━━━ DATA PROVIDED
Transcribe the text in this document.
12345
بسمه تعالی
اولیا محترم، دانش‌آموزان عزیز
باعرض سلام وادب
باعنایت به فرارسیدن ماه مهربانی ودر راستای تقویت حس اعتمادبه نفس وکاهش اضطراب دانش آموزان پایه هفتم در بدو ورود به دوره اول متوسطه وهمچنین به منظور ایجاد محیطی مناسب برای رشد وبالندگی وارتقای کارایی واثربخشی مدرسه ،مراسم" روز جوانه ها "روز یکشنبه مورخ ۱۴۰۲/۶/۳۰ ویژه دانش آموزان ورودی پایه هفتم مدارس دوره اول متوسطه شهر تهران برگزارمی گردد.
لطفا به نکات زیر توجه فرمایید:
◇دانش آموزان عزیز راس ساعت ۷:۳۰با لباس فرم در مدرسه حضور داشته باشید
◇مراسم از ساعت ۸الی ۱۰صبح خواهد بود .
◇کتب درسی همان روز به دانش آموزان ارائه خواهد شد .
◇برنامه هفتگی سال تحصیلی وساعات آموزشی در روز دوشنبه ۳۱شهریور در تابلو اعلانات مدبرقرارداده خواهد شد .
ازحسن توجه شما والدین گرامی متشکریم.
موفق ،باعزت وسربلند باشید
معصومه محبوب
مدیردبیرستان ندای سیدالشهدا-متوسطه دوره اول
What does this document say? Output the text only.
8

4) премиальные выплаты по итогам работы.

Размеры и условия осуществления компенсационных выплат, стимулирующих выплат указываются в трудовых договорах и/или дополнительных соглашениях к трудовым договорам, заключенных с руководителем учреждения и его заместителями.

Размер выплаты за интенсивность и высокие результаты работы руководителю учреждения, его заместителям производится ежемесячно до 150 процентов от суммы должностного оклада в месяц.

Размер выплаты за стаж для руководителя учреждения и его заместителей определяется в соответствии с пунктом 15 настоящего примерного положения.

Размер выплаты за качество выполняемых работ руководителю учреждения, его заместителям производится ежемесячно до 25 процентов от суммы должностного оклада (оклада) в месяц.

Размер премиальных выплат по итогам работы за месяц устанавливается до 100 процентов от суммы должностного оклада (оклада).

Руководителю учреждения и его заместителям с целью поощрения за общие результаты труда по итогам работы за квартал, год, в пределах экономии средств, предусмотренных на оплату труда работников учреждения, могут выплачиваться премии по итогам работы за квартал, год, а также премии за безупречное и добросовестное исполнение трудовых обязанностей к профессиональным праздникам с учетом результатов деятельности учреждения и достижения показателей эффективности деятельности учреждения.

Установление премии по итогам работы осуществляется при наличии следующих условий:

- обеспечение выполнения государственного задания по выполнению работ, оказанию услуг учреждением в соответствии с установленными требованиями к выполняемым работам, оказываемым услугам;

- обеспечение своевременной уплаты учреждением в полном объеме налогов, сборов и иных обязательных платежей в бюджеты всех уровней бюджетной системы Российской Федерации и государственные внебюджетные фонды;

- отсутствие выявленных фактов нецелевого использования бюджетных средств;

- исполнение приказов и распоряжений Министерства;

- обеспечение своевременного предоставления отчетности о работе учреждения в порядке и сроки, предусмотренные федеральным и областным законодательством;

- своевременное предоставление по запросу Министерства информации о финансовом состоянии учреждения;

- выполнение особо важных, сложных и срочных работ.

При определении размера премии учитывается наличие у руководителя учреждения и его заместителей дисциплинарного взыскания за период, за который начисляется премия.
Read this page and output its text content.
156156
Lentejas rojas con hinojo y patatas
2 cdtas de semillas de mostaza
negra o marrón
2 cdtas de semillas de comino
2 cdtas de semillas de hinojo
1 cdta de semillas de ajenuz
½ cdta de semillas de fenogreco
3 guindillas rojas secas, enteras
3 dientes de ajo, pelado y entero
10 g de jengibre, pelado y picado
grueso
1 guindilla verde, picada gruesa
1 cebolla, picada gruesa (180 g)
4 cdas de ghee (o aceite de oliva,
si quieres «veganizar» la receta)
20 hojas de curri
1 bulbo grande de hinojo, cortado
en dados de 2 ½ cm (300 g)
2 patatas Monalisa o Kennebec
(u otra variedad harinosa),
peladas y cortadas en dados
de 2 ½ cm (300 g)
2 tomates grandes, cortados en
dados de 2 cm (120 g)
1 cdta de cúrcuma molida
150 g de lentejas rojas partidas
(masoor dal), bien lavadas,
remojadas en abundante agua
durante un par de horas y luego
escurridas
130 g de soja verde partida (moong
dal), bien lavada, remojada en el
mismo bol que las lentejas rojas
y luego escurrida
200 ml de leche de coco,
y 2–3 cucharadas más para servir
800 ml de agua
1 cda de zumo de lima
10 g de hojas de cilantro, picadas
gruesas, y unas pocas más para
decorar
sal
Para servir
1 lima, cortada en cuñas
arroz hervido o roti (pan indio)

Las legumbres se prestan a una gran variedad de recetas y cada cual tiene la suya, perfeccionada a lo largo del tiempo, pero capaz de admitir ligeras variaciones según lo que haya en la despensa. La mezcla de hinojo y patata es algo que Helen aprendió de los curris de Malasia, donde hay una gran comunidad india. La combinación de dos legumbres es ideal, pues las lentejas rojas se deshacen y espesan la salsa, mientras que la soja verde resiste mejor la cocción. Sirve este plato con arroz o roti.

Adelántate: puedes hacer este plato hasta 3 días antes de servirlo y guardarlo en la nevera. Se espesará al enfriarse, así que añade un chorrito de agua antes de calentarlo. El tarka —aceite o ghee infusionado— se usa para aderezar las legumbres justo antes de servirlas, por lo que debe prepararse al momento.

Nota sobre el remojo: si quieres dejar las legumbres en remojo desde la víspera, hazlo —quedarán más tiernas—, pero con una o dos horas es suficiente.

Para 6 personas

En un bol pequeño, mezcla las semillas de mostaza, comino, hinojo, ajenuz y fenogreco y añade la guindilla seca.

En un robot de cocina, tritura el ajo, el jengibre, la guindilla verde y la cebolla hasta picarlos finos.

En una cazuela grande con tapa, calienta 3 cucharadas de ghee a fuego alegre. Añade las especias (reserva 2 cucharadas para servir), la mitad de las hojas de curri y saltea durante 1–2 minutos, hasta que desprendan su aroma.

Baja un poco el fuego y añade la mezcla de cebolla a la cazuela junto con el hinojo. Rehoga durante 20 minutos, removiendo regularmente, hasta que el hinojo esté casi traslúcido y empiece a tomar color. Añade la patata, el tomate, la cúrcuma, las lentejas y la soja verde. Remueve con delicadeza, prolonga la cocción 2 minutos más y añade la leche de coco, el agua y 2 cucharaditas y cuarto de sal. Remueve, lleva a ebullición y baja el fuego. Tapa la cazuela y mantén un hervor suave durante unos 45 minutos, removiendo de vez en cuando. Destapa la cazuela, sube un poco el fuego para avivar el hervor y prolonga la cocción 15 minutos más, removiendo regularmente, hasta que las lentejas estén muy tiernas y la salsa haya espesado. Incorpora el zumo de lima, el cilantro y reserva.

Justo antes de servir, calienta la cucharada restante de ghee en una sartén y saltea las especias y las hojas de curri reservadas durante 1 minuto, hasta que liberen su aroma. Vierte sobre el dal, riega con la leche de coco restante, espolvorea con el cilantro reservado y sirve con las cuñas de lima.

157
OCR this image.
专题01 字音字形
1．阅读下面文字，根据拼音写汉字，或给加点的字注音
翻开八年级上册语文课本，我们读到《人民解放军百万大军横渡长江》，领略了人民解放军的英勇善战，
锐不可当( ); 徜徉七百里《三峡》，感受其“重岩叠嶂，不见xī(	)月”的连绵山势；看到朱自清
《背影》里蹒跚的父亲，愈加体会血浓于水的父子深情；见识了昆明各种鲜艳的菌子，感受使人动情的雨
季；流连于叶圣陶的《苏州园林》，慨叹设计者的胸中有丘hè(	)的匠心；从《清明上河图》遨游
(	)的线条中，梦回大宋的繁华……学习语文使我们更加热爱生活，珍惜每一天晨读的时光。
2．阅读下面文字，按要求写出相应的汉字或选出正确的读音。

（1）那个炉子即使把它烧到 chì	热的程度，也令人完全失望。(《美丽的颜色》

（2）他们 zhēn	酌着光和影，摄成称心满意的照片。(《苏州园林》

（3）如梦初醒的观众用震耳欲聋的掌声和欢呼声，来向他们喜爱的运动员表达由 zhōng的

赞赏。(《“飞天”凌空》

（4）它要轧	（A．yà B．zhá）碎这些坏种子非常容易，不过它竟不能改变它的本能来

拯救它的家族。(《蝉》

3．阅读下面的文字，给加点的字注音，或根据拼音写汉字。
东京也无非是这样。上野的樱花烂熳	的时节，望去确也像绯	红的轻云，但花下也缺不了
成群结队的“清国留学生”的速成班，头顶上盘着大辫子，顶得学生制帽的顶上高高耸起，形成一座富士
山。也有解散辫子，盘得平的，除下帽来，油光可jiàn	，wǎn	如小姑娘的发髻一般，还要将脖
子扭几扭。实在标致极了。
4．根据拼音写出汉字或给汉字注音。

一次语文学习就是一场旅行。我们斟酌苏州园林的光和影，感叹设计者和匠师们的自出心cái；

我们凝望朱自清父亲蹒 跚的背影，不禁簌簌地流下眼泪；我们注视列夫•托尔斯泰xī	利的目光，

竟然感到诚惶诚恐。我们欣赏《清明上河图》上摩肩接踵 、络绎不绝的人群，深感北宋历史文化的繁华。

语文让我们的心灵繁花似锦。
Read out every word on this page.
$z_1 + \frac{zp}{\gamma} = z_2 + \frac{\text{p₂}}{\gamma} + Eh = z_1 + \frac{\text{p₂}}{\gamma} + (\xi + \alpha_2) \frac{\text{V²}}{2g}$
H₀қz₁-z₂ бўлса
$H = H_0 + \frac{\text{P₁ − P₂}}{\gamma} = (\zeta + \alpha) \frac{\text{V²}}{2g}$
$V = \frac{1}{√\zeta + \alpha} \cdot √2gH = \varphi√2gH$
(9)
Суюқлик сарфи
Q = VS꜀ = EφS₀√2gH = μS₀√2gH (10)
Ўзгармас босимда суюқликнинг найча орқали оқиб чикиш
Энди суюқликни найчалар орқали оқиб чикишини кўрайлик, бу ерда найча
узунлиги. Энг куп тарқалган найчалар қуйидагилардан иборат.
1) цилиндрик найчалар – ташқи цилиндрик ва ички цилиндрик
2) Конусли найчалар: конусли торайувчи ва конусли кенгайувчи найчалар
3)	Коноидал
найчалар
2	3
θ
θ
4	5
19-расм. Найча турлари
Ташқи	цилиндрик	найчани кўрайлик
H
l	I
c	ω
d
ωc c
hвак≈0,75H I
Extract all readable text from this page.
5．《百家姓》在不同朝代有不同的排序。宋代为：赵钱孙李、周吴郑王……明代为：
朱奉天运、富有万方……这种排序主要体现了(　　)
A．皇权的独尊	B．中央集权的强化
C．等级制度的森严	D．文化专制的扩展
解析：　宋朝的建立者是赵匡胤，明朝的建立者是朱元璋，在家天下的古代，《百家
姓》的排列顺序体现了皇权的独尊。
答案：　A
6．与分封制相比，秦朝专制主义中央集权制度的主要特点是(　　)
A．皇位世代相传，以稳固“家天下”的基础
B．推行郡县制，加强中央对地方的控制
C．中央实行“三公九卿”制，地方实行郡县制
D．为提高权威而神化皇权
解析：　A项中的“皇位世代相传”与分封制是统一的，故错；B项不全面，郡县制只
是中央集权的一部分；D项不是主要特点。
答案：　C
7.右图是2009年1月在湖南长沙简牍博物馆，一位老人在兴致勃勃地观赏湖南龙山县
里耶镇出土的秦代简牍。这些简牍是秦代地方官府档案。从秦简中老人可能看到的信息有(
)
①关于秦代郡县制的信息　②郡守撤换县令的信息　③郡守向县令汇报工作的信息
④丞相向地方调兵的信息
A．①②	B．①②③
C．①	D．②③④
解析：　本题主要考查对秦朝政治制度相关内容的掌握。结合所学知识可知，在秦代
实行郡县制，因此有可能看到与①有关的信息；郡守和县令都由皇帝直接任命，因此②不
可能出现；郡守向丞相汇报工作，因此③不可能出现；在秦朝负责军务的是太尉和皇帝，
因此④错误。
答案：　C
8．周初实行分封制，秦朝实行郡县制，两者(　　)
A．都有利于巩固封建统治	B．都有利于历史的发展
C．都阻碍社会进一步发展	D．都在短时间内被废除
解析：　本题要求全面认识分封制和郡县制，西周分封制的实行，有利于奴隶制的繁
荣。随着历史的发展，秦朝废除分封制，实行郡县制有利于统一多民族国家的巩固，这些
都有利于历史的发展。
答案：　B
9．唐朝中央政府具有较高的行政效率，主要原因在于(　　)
━━━━━━
▸ AIM
Count each line with "este" in it and report that figure by itself.

▸ RESULT FOR THIS TASK
2